Instructions to follow: Below is a set of records; restate each one word for word.

Records that describe figures:
###

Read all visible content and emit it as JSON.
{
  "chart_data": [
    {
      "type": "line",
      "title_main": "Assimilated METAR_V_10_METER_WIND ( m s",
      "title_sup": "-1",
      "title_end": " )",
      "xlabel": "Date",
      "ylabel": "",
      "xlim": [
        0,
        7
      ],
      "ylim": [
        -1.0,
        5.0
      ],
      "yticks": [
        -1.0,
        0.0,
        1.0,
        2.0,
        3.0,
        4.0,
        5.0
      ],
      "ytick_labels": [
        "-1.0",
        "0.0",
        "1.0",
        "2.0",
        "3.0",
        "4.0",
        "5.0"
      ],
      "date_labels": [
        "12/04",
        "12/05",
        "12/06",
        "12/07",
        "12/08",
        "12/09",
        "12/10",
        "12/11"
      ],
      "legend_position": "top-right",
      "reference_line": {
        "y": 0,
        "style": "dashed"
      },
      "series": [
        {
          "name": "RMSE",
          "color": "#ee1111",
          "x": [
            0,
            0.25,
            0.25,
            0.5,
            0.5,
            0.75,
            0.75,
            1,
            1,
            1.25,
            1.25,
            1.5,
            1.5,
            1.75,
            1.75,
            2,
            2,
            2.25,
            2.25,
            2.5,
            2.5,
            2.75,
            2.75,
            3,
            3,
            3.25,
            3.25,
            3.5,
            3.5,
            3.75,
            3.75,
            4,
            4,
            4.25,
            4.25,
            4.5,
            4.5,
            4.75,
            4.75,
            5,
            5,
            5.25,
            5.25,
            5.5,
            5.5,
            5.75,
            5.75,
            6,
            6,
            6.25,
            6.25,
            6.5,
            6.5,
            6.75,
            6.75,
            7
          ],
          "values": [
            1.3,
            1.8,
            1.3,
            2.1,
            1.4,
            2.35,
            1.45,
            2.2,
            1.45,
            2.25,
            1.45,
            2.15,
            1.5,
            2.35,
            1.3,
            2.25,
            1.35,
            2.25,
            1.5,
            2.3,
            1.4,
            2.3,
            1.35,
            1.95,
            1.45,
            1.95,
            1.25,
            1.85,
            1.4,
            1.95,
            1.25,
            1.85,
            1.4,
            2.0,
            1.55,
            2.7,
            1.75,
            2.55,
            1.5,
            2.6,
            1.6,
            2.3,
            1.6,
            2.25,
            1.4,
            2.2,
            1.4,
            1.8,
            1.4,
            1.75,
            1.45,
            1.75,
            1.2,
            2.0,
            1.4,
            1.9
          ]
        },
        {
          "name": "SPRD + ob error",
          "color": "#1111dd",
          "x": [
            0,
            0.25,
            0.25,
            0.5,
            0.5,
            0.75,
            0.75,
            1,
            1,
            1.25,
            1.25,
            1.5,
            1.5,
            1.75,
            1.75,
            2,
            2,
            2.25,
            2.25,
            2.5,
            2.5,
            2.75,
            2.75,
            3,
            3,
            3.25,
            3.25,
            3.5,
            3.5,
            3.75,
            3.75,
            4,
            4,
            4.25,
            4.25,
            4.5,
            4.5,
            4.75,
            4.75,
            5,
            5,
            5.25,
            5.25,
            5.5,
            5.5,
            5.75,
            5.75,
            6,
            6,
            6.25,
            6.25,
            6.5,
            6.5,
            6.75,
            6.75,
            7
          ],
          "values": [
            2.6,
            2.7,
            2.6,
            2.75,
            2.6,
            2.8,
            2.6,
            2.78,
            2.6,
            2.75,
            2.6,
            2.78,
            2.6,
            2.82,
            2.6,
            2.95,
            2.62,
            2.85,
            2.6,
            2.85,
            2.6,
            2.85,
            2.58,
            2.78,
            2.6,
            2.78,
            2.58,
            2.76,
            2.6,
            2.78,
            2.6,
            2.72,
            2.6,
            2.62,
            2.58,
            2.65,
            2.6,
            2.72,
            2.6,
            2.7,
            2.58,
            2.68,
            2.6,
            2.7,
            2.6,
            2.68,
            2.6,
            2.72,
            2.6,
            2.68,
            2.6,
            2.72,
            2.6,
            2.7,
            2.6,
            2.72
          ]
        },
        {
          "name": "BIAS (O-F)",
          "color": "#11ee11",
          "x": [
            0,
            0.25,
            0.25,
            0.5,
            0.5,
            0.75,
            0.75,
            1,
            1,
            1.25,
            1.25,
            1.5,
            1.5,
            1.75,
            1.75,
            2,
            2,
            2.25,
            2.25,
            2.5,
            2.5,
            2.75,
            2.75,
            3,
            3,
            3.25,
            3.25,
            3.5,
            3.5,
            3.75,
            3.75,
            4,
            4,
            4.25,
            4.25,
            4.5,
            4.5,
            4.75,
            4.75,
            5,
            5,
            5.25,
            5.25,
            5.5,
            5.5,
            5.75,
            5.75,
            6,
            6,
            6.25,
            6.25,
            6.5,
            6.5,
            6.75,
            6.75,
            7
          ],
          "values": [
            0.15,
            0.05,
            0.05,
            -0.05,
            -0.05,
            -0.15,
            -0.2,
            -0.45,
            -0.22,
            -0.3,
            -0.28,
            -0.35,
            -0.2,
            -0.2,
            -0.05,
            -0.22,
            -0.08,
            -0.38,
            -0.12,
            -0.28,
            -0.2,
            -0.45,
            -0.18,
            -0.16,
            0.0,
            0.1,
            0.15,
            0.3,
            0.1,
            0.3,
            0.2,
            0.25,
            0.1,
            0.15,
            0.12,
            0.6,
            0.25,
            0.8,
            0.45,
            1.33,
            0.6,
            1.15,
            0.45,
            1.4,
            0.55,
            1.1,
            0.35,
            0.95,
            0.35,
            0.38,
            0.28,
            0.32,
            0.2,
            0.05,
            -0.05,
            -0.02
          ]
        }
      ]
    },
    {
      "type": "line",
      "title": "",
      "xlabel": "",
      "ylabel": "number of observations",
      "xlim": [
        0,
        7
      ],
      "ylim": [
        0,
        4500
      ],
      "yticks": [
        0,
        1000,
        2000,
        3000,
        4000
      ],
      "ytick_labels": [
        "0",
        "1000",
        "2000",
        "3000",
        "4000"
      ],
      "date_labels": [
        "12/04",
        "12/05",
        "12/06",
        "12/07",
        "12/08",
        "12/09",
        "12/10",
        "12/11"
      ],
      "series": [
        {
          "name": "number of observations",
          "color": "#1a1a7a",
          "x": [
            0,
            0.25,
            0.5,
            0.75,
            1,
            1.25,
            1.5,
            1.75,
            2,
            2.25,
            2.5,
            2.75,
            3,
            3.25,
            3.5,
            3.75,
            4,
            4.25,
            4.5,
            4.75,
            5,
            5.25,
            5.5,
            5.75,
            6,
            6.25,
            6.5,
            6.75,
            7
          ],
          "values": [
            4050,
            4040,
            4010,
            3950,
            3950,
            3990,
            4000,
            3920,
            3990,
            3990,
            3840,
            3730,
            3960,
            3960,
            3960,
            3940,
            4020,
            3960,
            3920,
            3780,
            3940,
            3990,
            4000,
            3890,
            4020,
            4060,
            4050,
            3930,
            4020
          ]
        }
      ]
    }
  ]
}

###

Correct result:
Read all visible content and emit it as JSON.
{
  "chart_data": [
    {
      "type": "line",
      "title_main": "Assimilated METAR_V_10_METER_WIND ( m s",
      "title_sup": "-1",
      "title_end": " )",
      "xlabel": "Date",
      "ylabel": "",
      "xlim": [
        0,
        7
      ],
      "ylim": [
        -1.0,
        5.0
      ],
      "yticks": [
        -1.0,
        0.0,
        1.0,
        2.0,
        3.0,
        4.0,
        5.0
      ],
      "ytick_labels": [
        "-1.0",
        "0.0",
        "1.0",
        "2.0",
        "3.0",
        "4.0",
        "5.0"
      ],
      "date_labels": [
        "12/04",
        "12/05",
        "12/06",
        "12/07",
        "12/08",
        "12/09",
        "12/10",
        "12/11"
      ],
      "legend_position": "top-right",
      "reference_line": {
        "y": 0,
        "style": "dashed"
      },
      "series": [
        {
          "name": "RMSE",
          "color": "#ee1111",
          "x": [
            0,
            0.25,
            0.25,
            0.5,
            0.5,
            0.75,
            0.75,
            1,
            1,
            1.25,
            1.25,
            1.5,
            1.5,
            1.75,
            1.75,
            2,
            2,
            2.25,
            2.25,
            2.5,
            2.5,
            2.75,
            2.75,
            3,
            3,
            3.25,
            3.25,
            3.5,
            3.5,
            3.75,
            3.75,
            4,
            4,
            4.25,
            4.25,
            4.5,
            4.5,
            4.75,
            4.75,
            5,
            5,
            5.25,
            5.25,
            5.5,
            5.5,
            5.75,
            5.75,
            6,
            6,
            6.25,
            6.25,
            6.5,
            6.5,
            6.75,
            6.75,
            7
          ],
          "values": [
            1.3,
            1.8,
            1.3,
            2.1,
            1.4,
            2.35,
            1.45,
            2.2,
            1.45,
            2.25,
            1.45,
            2.15,
            1.5,
            2.35,
            1.3,
            2.25,
            1.35,
            2.25,
            1.5,
            2.3,
            1.4,
            2.3,
            1.35,
            1.95,
            1.45,
            1.95,
            1.25,
            1.85,
            1.4,
            1.95,
            1.25,
            1.85,
            1.4,
            2.0,
            1.55,
            2.7,
            1.75,
            2.55,
            1.5,
            2.6,
            1.6,
            2.3,
            1.6,
            2.25,
            1.4,
            2.2,
            1.4,
            1.8,
            1.4,
            1.75,
            1.45,
            1.75,
            1.2,
            2.0,
            1.4,
            1.9
          ]
        },
        {
          "name": "SPRD + ob error",
          "color": "#1111dd",
          "x": [
            0,
            0.25,
            0.25,
            0.5,
            0.5,
            0.75,
            0.75,
            1,
            1,
            1.25,
            1.25,
            1.5,
            1.5,
            1.75,
            1.75,
            2,
            2,
            2.25,
            2.25,
            2.5,
            2.5,
            2.75,
            2.75,
            3,
            3,
            3.25,
            3.25,
            3.5,
            3.5,
            3.75,
            3.75,
            4,
            4,
            4.25,
            4.25,
            4.5,
            4.5,
            4.75,
            4.75,
            5,
            5,
            5.25,
            5.25,
            5.5,
            5.5,
            5.75,
            5.75,
            6,
            6,
            6.25,
            6.25,
            6.5,
            6.5,
            6.75,
            6.75,
            7
          ],
          "values": [
            2.6,
            2.7,
            2.6,
            2.75,
            2.6,
            2.8,
            2.6,
            2.78,
            2.6,
            2.75,
            2.6,
            2.78,
            2.6,
            2.82,
            2.6,
            2.95,
            2.62,
            2.85,
            2.6,
            2.85,
            2.6,
            2.85,
            2.58,
            2.78,
            2.6,
            2.78,
            2.58,
            2.76,
            2.6,
            2.78,
            2.6,
            2.72,
            2.6,
            2.62,
            2.58,
            2.65,
            2.6,
            2.72,
            2.6,
            2.7,
            2.58,
            2.68,
            2.6,
            2.7,
            2.6,
            2.68,
            2.6,
            2.72,
            2.6,
            2.68,
            2.6,
            2.72,
            2.6,
            2.7,
            2.6,
            2.72
          ]
        },
        {
          "name": "BIAS (O-F)",
          "color": "#11ee11",
          "x": [
            0,
            0.25,
            0.25,
            0.5,
            0.5,
            0.75,
            0.75,
            1,
            1,
            1.25,
            1.25,
            1.5,
            1.5,
            1.75,
            1.75,
            2,
            2,
            2.25,
            2.25,
            2.5,
            2.5,
            2.75,
            2.75,
            3,
            3,
            3.25,
            3.25,
            3.5,
            3.5,
            3.75,
            3.75,
            4,
            4,
            4.25,
            4.25,
            4.5,
            4.5,
            4.75,
            4.75,
            5,
            5,
            5.25,
            5.25,
            5.5,
            5.5,
            5.75,
            5.75,
            6,
            6,
            6.25,
            6.25,
            6.5,
            6.5,
            6.75,
            6.75,
            7
          ],
          "values": [
            0.15,
            0.05,
            0.05,
            -0.05,
            -0.05,
            -0.15,
            -0.2,
            -0.45,
            -0.22,
            -0.3,
            -0.28,
            -0.35,
            -0.2,
            -0.2,
            -0.05,
            -0.22,
            -0.08,
            -0.38,
            -0.12,
            -0.28,
            -0.2,
            -0.45,
            -0.18,
            -0.16,
            0.0,
            0.1,
            0.15,
            0.3,
            0.1,
            0.3,
            0.2,
            0.25,
            0.1,
            0.15,
            0.12,
            0.6,
            0.25,
            0.8,
            0.45,
            1.33,
            0.6,
            1.15,
            0.45,
            1.4,
            0.55,
            1.1,
            0.35,
            0.95,
            0.35,
            0.38,
            0.28,
            0.32,
            0.2,
            0.05,
            -0.05,
            -0.02
          ]
        }
      ]
    },
    {
      "type": "line",
      "title": "",
      "xlabel": "",
      "ylabel": "number of observations",
      "xlim": [
        0,
        7
      ],
      "ylim": [
        0,
        4500
      ],
      "yticks": [
        0,
        1000,
        2000,
        3000,
        4000
      ],
      "ytick_labels": [
        "0",
        "1000",
        "2000",
        "3000",
        "4000"
      ],
      "date_labels": [
        "12/04",
        "12/05",
        "12/06",
        "12/07",
        "12/08",
        "12/09",
        "12/10",
        "12/11"
      ],
      "series": [
        {
          "name": "number of observations",
          "color": "#1a1a7a",
          "x": [
            0,
            0.25,
            0.5,
            0.75,
            1,
            1.25,
            1.5,
            1.75,
            2,
            2.25,
            2.5,
            2.75,
            3,
            3.25,
            3.5,
            3.75,
            4,
            4.25,
            4.5,
            4.75,
            5,
            5.25,
            5.5,
            5.75,
            6,
            6.25,
            6.5,
            6.75,
            7
          ],
          "values": [
            4050,
            4040,
            4010,
            3950,
            3950,
            3990,
            4000,
            3920,
            3990,
            3990,
            3840,
            3730,
            3960,
            3960,
            3960,
            3940,
            4020,
            3960,
            3920,
            3780,
            3940,
            3990,
            4000,
            3890,
            4020,
            4060,
            4050,
            3930,
            4020
          ]
        }
      ]
    }
  ]
}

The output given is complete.